(Data entries)
********************
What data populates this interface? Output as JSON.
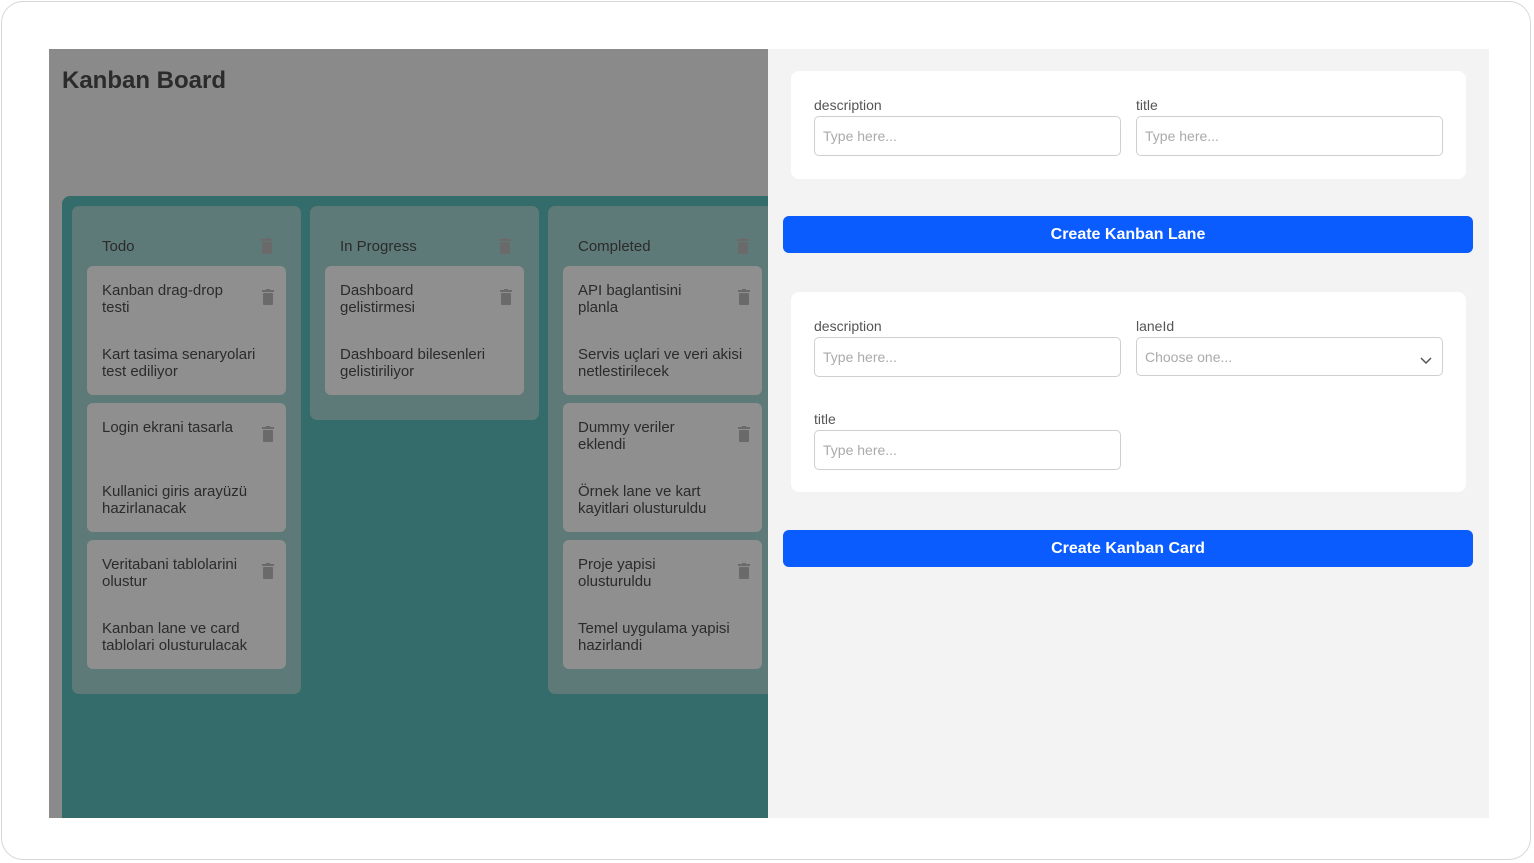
{
  "board": {
    "title": "Kanban Board",
    "lanes": [
      {
        "title": "Todo",
        "cards": [
          {
            "title": "Kanban drag-drop testi",
            "description": "Kart tasima senaryolari test ediliyor"
          },
          {
            "title": "Login ekrani tasarla",
            "description": "Kullanici giris arayüzü hazirlanacak"
          },
          {
            "title": "Veritabani tablolarini olustur",
            "description": "Kanban lane ve card tablolari olusturulacak"
          }
        ]
      },
      {
        "title": "In Progress",
        "cards": [
          {
            "title": "Dashboard gelistirmesi",
            "description": "Dashboard bilesenleri gelistiriliyor"
          }
        ]
      },
      {
        "title": "Completed",
        "cards": [
          {
            "title": "API baglantisini planla",
            "description": "Servis uçlari ve veri akisi netlestirilecek"
          },
          {
            "title": "Dummy veriler eklendi",
            "description": "Örnek lane ve kart kayitlari olusturuldu"
          },
          {
            "title": "Proje yapisi olusturuldu",
            "description": "Temel uygulama yapisi hazirlandi"
          }
        ]
      }
    ]
  },
  "lane_form": {
    "description_label": "description",
    "description_placeholder": "Type here...",
    "title_label": "title",
    "title_placeholder": "Type here...",
    "submit_label": "Create Kanban Lane"
  },
  "card_form": {
    "description_label": "description",
    "description_placeholder": "Type here...",
    "lane_label": "laneId",
    "lane_placeholder": "Choose one...",
    "title_label": "title",
    "title_placeholder": "Type here...",
    "submit_label": "Create Kanban Card"
  },
  "colors": {
    "accent": "#0a5cff",
    "board_area": "#336c6a",
    "overlay": "#8a8a8a"
  },
  "icons": {
    "delete": "trash-icon",
    "select": "chevron-down-icon"
  }
}
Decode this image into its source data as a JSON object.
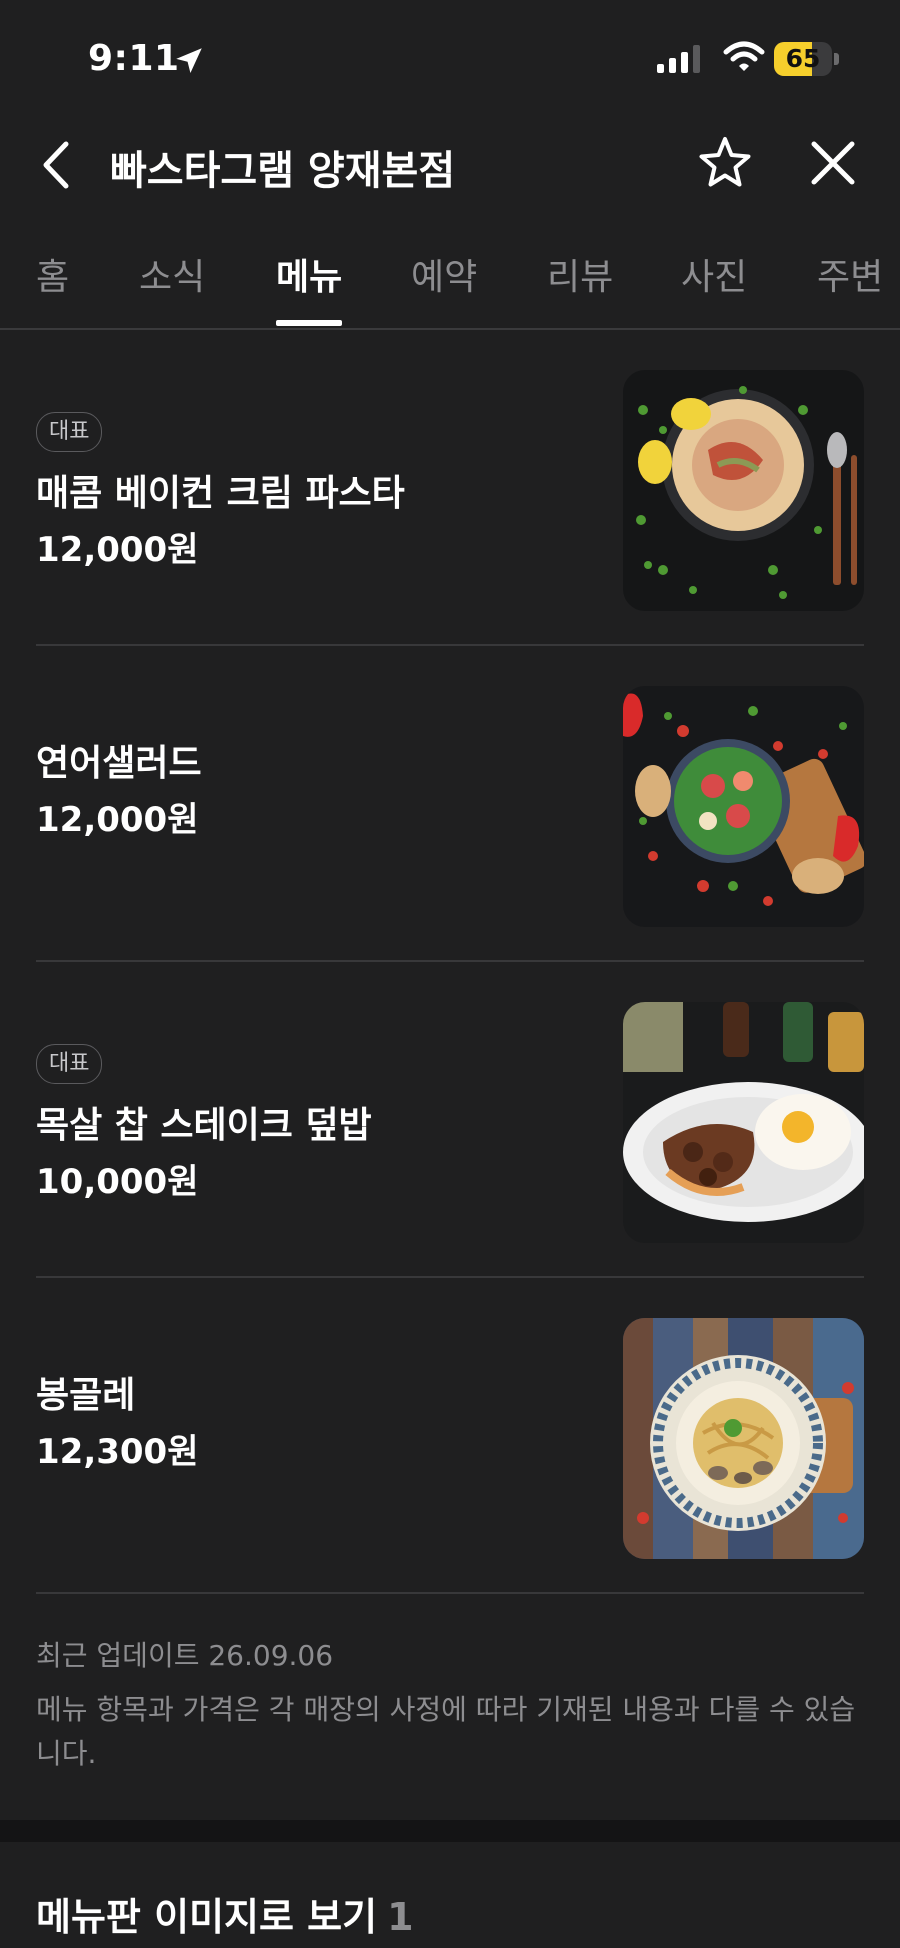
********************
## Given exercise:
Transcribe every entry above exactly. Omit all pictures.

## Answer for the task:
What data populates this interface? Output as JSON.
{
  "board": {
    "title": "Kanban Board",
    "lanes": [
      {
        "title": "Todo",
        "cards": [
          {
            "title": "Kanban drag-drop testi",
            "description": "Kart tasima senaryolari test ediliyor"
          },
          {
            "title": "Login ekrani tasarla",
            "description": "Kullanici giris arayüzü hazirlanacak"
          },
          {
            "title": "Veritabani tablolarini olustur",
            "description": "Kanban lane ve card tablolari olusturulacak"
          }
        ]
      },
      {
        "title": "In Progress",
        "cards": [
          {
            "title": "Dashboard gelistirmesi",
            "description": "Dashboard bilesenleri gelistiriliyor"
          }
        ]
      },
      {
        "title": "Completed",
        "cards": [
          {
            "title": "API baglantisini planla",
            "description": "Servis uçlari ve veri akisi netlestirilecek"
          },
          {
            "title": "Dummy veriler eklendi",
            "description": "Örnek lane ve kart kayitlari olusturuldu"
          },
          {
            "title": "Proje yapisi olusturuldu",
            "description": "Temel uygulama yapisi hazirlandi"
          }
        ]
      }
    ]
  },
  "lane_form": {
    "description_label": "description",
    "description_placeholder": "Type here...",
    "title_label": "title",
    "title_placeholder": "Type here...",
    "submit_label": "Create Kanban Lane"
  },
  "card_form": {
    "description_label": "description",
    "description_placeholder": "Type here...",
    "lane_label": "laneId",
    "lane_placeholder": "Choose one...",
    "title_label": "title",
    "title_placeholder": "Type here...",
    "submit_label": "Create Kanban Card"
  },
  "colors": {
    "accent": "#0a5cff",
    "board_area": "#336c6a",
    "overlay": "#8a8a8a"
  },
  "icons": {
    "delete": "trash-icon",
    "select": "chevron-down-icon"
  }
}
Decode this image into its source data as a JSON object.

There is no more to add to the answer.